(Extracts from a graphics dataset)
_____

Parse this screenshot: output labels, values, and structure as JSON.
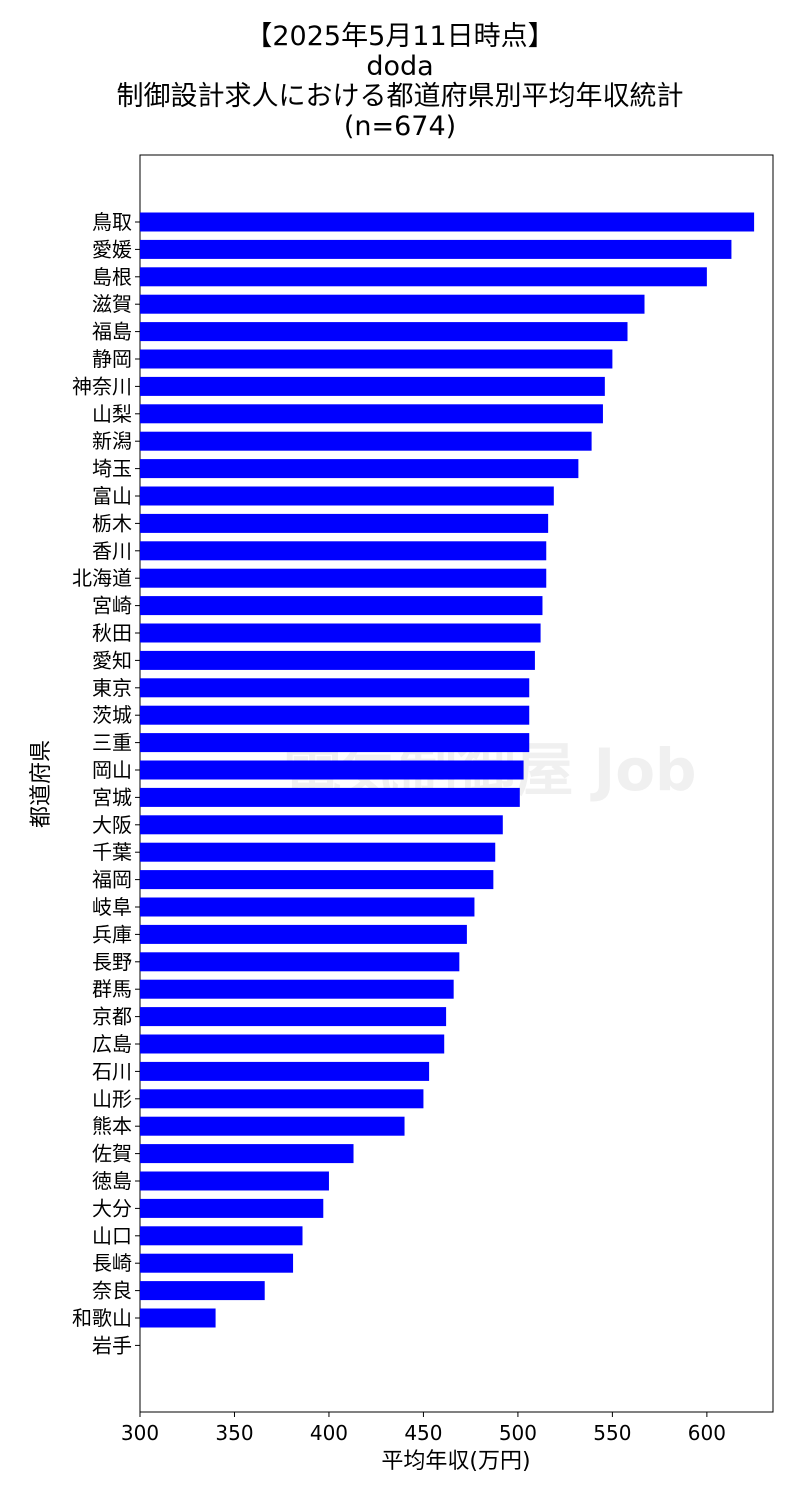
{
  "chart_data": {
    "type": "bar",
    "orientation": "horizontal",
    "title_lines": [
      "【2025年5月11日時点】",
      "doda",
      "制御設計求人における都道府県別平均年収統計",
      "(n=674)"
    ],
    "xlabel": "平均年収(万円)",
    "ylabel": "都道府県",
    "xlim": [
      300,
      635
    ],
    "xticks": [
      300,
      350,
      400,
      450,
      500,
      550,
      600
    ],
    "grid": false,
    "bar_color": "#0000ff",
    "watermark": "電気制御屋 Job",
    "categories": [
      "鳥取",
      "愛媛",
      "島根",
      "滋賀",
      "福島",
      "静岡",
      "神奈川",
      "山梨",
      "新潟",
      "埼玉",
      "富山",
      "栃木",
      "香川",
      "北海道",
      "宮崎",
      "秋田",
      "愛知",
      "東京",
      "茨城",
      "三重",
      "岡山",
      "宮城",
      "大阪",
      "千葉",
      "福岡",
      "岐阜",
      "兵庫",
      "長野",
      "群馬",
      "京都",
      "広島",
      "石川",
      "山形",
      "熊本",
      "佐賀",
      "徳島",
      "大分",
      "山口",
      "長崎",
      "奈良",
      "和歌山",
      "岩手"
    ],
    "values": [
      625,
      613,
      600,
      567,
      558,
      550,
      546,
      545,
      539,
      532,
      519,
      516,
      515,
      515,
      513,
      512,
      509,
      506,
      506,
      506,
      503,
      501,
      492,
      488,
      487,
      477,
      473,
      469,
      466,
      462,
      461,
      453,
      450,
      440,
      413,
      400,
      397,
      386,
      381,
      366,
      340,
      null
    ]
  }
}
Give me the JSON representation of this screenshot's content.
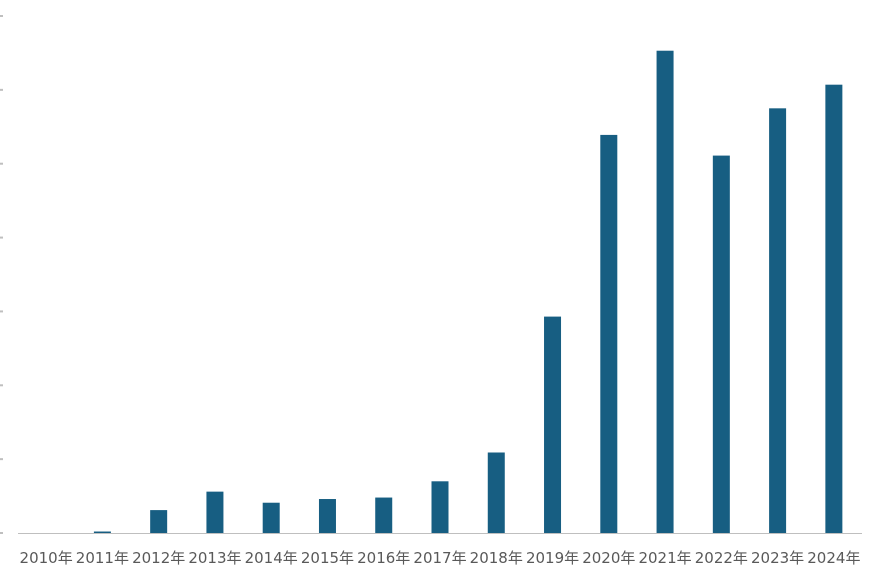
{
  "chart_data": {
    "type": "bar",
    "title": "",
    "xlabel": "",
    "ylabel": "",
    "categories": [
      "2010年",
      "2011年",
      "2012年",
      "2013年",
      "2014年",
      "2015年",
      "2016年",
      "2017年",
      "2018年",
      "2019年",
      "2020年",
      "2021年",
      "2022年",
      "2023年",
      "2024年"
    ],
    "values": [
      0,
      0.2,
      3.1,
      5.6,
      4.1,
      4.6,
      4.8,
      7.0,
      10.9,
      29.3,
      53.9,
      65.3,
      51.1,
      57.5,
      60.7
    ],
    "ylim": [
      0,
      70
    ],
    "ytick_step": 10,
    "ytick_labels_visible": false,
    "grid": false,
    "legend": "none",
    "colors": {
      "bar": "#175e82",
      "axis": "#bfbfbf",
      "tick_label": "#595959"
    }
  }
}
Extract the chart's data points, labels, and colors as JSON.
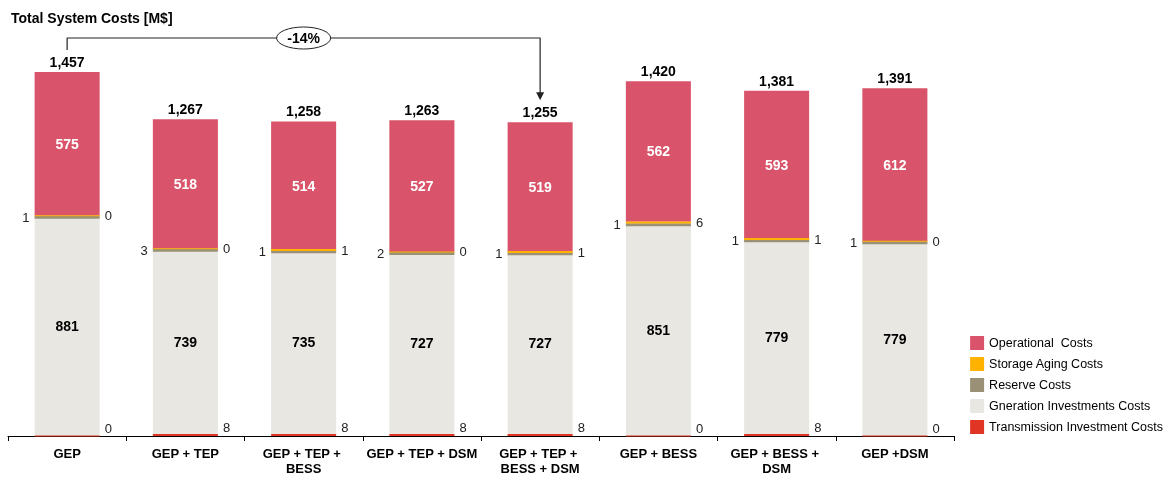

_____

> _Your instructions_:
Take the listing above and print it exactly, apart from the pictures.

> _Answer for the task_:
Parse this screenshot: output labels, values, and structure as JSON.
{
  "chart_data": {
    "type": "bar",
    "orientation": "horizontal",
    "title_lines": [
      "【2025年5月11日時点】",
      "doda",
      "制御設計求人における都道府県別平均年収統計",
      "(n=674)"
    ],
    "xlabel": "平均年収(万円)",
    "ylabel": "都道府県",
    "xlim": [
      300,
      635
    ],
    "xticks": [
      300,
      350,
      400,
      450,
      500,
      550,
      600
    ],
    "grid": false,
    "bar_color": "#0000ff",
    "watermark": "電気制御屋 Job",
    "categories": [
      "鳥取",
      "愛媛",
      "島根",
      "滋賀",
      "福島",
      "静岡",
      "神奈川",
      "山梨",
      "新潟",
      "埼玉",
      "富山",
      "栃木",
      "香川",
      "北海道",
      "宮崎",
      "秋田",
      "愛知",
      "東京",
      "茨城",
      "三重",
      "岡山",
      "宮城",
      "大阪",
      "千葉",
      "福岡",
      "岐阜",
      "兵庫",
      "長野",
      "群馬",
      "京都",
      "広島",
      "石川",
      "山形",
      "熊本",
      "佐賀",
      "徳島",
      "大分",
      "山口",
      "長崎",
      "奈良",
      "和歌山",
      "岩手"
    ],
    "values": [
      625,
      613,
      600,
      567,
      558,
      550,
      546,
      545,
      539,
      532,
      519,
      516,
      515,
      515,
      513,
      512,
      509,
      506,
      506,
      506,
      503,
      501,
      492,
      488,
      487,
      477,
      473,
      469,
      466,
      462,
      461,
      453,
      450,
      440,
      413,
      400,
      397,
      386,
      381,
      366,
      340,
      null
    ]
  }
}
Give me the JSON representation of this screenshot's content.
{
  "chart_data": {
    "type": "bar",
    "title": "",
    "xlabel": "",
    "ylabel": "",
    "categories": [
      "2010年",
      "2011年",
      "2012年",
      "2013年",
      "2014年",
      "2015年",
      "2016年",
      "2017年",
      "2018年",
      "2019年",
      "2020年",
      "2021年",
      "2022年",
      "2023年",
      "2024年"
    ],
    "values": [
      0,
      0.2,
      3.1,
      5.6,
      4.1,
      4.6,
      4.8,
      7.0,
      10.9,
      29.3,
      53.9,
      65.3,
      51.1,
      57.5,
      60.7
    ],
    "ylim": [
      0,
      70
    ],
    "ytick_step": 10,
    "ytick_labels_visible": false,
    "grid": false,
    "legend": "none",
    "colors": {
      "bar": "#175e82",
      "axis": "#bfbfbf",
      "tick_label": "#595959"
    }
  }
}
Extract the chart's data points, labels, and colors as JSON.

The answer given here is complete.